## Requests
1) In the text on the Colts, rewrite the paragraph that begins "To recap, Indy finished" as a short bulleted list that keeps its main facts.
2) According to the text on the Colts, who was the team's Week 1 starting quarterback in 2011?
3) Reproduce the part of the text on the Colts starting with "2022: Colts 20, Texans" and going on through "2023 NFL Draft.".

The Colts needed only to win one of their final two games to make the playoffs during the 2021 season. They lost both games, finishing 9-8 and missing out on the postseason.
2022: Colts 20, Texans 20 (OT, away)
Matt Ryan, acquired in a trade with the Falcons, came to Indy with high expectations. But the team fell into a hole early before rallying in the fourth quarter.
A missed field goal in overtime led to a 20-20 tie. And while the Colts’ season-opening losing streak was over, a tie felt like a fitting way to keep the streak of futility alive.
To recap, Indy finished the 2022 season 4-12-1, fired coach Frank Reich, hired Jeff Saturday as interim coach, started three different quarterbacks and ended up with the fourth overall pick of the 2023 NFL Draft.
String of starters
When Anthony Richardson takes the field on Sunday, he’ll be the seventh different starting quarterback to open the season for the Colts in the past seven years.
Here’s the list:
- 2017: Scott Tolzien
- 2018: Andrew Luck
- 2019: Jacoby Brissett
- 2020: Philip Rivers
- 2021: Carson Wentz
- 2022: Matt Ryan
- 2023: Anthony Richardson
Before Tolzien started in 2017, Luck had been the Week 1 starter in 2012, 2013, 2014, 2015 and 2016. Colts legend Peyton Manning, by the way, started every Week 1 from 1998 (his rookie season) through 2010. The Week 1 starter in 2011 was Kerry Collins.
Debuts for Manning and Luck
It’s hard to know what to expect from Anthony Richardson when he makes his first career NFL start for the Colts on Sunday.

## Entries supplied
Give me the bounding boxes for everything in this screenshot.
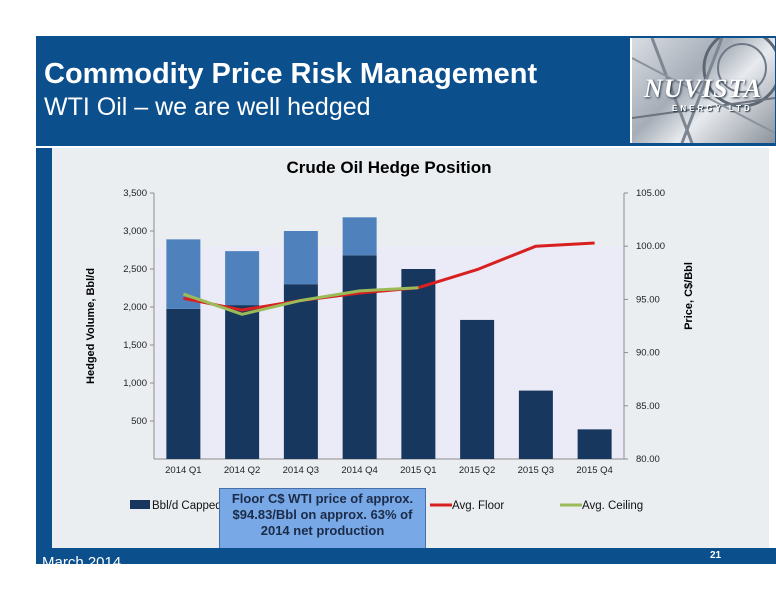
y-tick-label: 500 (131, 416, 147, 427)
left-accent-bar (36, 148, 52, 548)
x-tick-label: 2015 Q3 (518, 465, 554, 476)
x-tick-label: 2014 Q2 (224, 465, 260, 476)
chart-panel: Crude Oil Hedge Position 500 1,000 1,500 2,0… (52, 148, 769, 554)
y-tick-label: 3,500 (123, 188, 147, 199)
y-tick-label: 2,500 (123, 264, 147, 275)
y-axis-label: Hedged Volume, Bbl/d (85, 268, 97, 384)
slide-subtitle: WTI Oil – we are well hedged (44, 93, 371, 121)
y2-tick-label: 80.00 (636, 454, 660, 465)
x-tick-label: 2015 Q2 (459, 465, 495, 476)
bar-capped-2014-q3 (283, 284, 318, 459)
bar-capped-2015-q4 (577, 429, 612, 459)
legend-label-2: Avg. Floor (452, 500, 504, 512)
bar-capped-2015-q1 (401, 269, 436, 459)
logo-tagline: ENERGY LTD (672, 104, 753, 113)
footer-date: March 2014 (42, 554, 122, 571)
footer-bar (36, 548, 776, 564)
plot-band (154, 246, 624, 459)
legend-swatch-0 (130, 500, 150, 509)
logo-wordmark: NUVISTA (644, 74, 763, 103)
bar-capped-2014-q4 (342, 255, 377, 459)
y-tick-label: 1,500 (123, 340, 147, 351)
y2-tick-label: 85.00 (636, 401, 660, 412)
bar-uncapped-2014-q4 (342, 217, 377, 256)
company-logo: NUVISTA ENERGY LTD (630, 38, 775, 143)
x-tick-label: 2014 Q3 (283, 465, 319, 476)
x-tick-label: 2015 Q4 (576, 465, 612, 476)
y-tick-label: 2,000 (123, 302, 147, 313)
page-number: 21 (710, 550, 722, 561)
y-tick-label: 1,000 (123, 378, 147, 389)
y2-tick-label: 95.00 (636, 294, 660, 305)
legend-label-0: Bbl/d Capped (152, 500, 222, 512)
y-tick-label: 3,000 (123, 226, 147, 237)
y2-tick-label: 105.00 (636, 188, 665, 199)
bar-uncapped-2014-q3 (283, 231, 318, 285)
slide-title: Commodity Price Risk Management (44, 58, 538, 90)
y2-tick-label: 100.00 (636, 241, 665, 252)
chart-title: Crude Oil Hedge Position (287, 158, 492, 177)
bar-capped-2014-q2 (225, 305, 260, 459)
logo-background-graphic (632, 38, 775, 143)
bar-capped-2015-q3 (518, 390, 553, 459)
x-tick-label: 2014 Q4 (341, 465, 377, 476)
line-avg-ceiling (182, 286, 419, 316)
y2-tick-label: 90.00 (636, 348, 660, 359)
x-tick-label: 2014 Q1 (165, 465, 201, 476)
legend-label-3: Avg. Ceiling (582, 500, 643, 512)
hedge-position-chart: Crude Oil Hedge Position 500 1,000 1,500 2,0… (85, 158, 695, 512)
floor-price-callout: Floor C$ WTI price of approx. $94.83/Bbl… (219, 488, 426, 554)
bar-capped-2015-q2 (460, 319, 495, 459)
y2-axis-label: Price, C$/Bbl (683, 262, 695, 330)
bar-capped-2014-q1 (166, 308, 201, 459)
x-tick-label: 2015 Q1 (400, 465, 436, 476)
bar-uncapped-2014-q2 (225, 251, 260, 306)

## Solutions for each task
1)
- Indy finished the 2022 season 4-12-1.
- The team fired coach Frank Reich.
- Jeff Saturday was hired as interim coach.
- Three different quarterbacks started.
- Indy ended up with the fourth overall pick of the 2023 NFL Draft.

2) Kerry Collins.

3)
2022: Colts 20, Texans 20 (OT, away)
Matt Ryan, acquired in a trade with the Falcons, came to Indy with high expectations. But the team fell into a hole early before rallying in the fourth quarter.
A missed field goal in overtime led to a 20-20 tie. And while the Colts’ season-opening losing streak was over, a tie felt like a fitting way to keep the streak of futility alive.
To recap, Indy finished the 2022 season 4-12-1, fired coach Frank Reich, hired Jeff Saturday as interim coach, started three different quarterbacks and ended up with the fourth overall pick of the 2023 NFL Draft.